Requirements: Could you copy, character for character, the lines starting with the one that contains "447, 892, 459]" and ending with the one that contains "svg-text:1 231 441: 1", with both of those lines included?

Dataset extract:
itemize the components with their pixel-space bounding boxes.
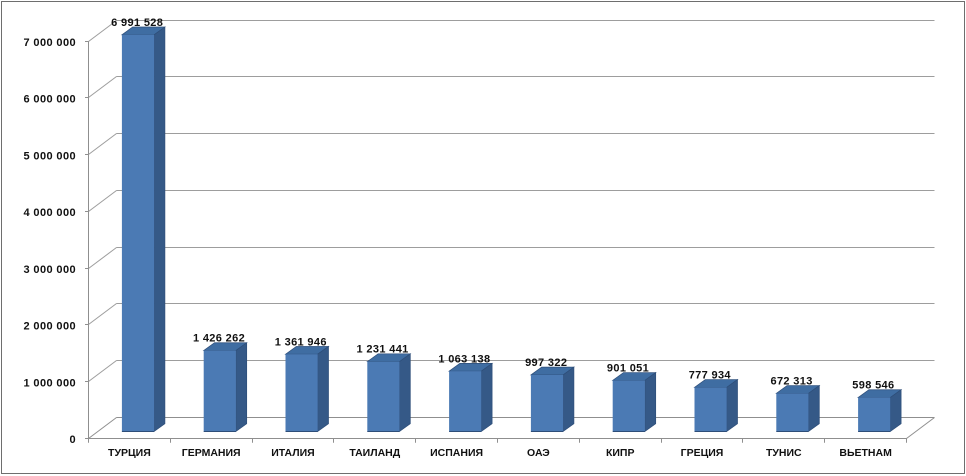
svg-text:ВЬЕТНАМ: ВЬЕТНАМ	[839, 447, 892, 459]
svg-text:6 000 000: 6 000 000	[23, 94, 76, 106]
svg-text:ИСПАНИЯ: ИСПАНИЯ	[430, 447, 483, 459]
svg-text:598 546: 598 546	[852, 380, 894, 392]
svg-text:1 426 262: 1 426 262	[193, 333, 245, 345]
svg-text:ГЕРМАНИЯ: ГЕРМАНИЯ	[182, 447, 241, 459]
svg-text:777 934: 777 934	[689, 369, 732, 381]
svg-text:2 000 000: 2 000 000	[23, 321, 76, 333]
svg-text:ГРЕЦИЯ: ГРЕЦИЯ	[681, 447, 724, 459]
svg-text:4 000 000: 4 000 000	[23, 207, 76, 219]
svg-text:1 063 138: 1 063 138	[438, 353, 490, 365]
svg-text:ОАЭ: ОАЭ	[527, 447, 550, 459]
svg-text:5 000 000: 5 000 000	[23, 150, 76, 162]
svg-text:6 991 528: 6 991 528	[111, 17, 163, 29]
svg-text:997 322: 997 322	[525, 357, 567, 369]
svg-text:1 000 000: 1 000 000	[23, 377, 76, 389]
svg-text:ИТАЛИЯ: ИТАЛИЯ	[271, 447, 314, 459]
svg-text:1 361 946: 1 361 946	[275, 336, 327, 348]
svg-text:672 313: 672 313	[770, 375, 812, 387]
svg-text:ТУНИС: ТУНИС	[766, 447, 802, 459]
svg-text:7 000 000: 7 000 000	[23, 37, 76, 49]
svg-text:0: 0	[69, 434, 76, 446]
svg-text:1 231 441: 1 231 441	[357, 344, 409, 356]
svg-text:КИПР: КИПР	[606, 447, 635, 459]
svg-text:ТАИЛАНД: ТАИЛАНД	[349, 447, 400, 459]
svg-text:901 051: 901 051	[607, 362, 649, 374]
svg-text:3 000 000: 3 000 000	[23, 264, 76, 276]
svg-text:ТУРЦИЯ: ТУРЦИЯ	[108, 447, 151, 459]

* * *

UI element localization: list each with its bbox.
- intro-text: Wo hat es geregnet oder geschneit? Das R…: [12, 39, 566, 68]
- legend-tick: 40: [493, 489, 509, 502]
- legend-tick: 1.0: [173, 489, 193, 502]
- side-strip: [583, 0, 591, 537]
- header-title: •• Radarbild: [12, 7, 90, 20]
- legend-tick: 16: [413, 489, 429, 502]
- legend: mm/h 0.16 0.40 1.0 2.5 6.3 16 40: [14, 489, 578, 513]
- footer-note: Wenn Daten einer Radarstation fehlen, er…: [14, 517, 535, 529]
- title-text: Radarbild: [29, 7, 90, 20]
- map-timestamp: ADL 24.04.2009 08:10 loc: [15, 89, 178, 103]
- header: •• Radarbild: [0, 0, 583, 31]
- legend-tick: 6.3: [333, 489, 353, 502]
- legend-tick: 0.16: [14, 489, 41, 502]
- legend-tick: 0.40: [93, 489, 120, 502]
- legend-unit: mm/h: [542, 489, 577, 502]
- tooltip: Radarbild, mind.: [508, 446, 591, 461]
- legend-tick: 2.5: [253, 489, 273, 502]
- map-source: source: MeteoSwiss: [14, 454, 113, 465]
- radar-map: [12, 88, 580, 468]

Worked answer:
svg-text:ВЬЕТНАМ: ВЬЕТНАМ	[839, 447, 892, 459]
svg-text:6 000 000: 6 000 000	[23, 94, 76, 106]
svg-text:ИСПАНИЯ: ИСПАНИЯ	[430, 447, 483, 459]
svg-text:598 546: 598 546	[852, 380, 894, 392]
svg-text:1 426 262: 1 426 262	[193, 333, 245, 345]
svg-text:ГЕРМАНИЯ: ГЕРМАНИЯ	[182, 447, 241, 459]
svg-text:777 934: 777 934	[689, 369, 732, 381]
svg-text:2 000 000: 2 000 000	[23, 321, 76, 333]
svg-text:ГРЕЦИЯ: ГРЕЦИЯ	[681, 447, 724, 459]
svg-text:4 000 000: 4 000 000	[23, 207, 76, 219]
svg-text:1 063 138: 1 063 138	[438, 353, 490, 365]
svg-text:ОАЭ: ОАЭ	[527, 447, 550, 459]
svg-text:5 000 000: 5 000 000	[23, 150, 76, 162]
svg-text:6 991 528: 6 991 528	[111, 17, 163, 29]
svg-text:997 322: 997 322	[525, 357, 567, 369]
svg-text:1 000 000: 1 000 000	[23, 377, 76, 389]
svg-text:ИТАЛИЯ: ИТАЛИЯ	[271, 447, 314, 459]
svg-text:1 361 946: 1 361 946	[275, 336, 327, 348]
svg-text:672 313: 672 313	[770, 375, 812, 387]
svg-text:ТУНИС: ТУНИС	[766, 447, 802, 459]
svg-text:7 000 000: 7 000 000	[23, 37, 76, 49]
svg-text:0: 0	[69, 434, 76, 446]
svg-text:1 231 441: 1 231 441	[357, 344, 409, 356]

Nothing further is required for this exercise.